====== Exercise inputs

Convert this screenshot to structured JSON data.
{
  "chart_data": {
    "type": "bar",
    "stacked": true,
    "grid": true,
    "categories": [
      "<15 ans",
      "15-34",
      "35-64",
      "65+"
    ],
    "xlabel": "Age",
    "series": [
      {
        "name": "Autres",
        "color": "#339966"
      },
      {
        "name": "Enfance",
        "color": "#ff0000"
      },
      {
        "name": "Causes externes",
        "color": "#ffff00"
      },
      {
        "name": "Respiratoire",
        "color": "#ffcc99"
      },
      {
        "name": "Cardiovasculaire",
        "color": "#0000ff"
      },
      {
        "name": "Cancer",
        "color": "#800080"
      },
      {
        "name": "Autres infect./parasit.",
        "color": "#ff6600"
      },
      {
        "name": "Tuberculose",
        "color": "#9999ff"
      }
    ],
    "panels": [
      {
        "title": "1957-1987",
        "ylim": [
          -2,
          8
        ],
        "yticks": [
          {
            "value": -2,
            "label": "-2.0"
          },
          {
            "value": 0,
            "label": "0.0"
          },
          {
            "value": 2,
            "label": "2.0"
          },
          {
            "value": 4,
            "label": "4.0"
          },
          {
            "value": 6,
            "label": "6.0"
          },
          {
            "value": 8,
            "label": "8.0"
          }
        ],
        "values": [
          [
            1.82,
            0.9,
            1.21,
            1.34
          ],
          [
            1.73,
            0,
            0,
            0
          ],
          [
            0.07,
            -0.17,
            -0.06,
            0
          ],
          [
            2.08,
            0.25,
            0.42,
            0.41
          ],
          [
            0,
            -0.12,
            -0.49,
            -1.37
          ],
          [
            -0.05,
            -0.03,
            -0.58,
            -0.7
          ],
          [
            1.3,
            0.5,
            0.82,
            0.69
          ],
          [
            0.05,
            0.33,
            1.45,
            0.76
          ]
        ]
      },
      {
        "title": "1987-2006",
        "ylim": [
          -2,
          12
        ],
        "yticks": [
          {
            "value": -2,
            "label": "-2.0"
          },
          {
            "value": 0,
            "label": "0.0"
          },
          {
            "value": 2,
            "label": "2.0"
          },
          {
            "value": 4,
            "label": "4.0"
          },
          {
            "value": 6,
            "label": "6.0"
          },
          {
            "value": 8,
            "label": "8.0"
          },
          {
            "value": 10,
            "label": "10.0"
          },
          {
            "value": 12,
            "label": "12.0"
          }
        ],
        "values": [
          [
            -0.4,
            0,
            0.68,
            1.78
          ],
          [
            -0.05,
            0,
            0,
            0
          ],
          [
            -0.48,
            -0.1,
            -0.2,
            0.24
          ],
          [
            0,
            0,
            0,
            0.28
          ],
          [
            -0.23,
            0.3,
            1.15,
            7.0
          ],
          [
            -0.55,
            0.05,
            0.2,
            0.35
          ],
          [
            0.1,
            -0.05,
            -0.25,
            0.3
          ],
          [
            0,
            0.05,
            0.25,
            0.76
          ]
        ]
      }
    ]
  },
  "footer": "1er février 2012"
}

============

Pick out the lines that include the word "color" and write them out.

        "color": "#339966"
        "color": "#ff0000"
        "color": "#ffff00"
        "color": "#ffcc99"
        "color": "#0000ff"
        "color": "#800080"
        "color": "#ff6600"
        "color": "#9999ff"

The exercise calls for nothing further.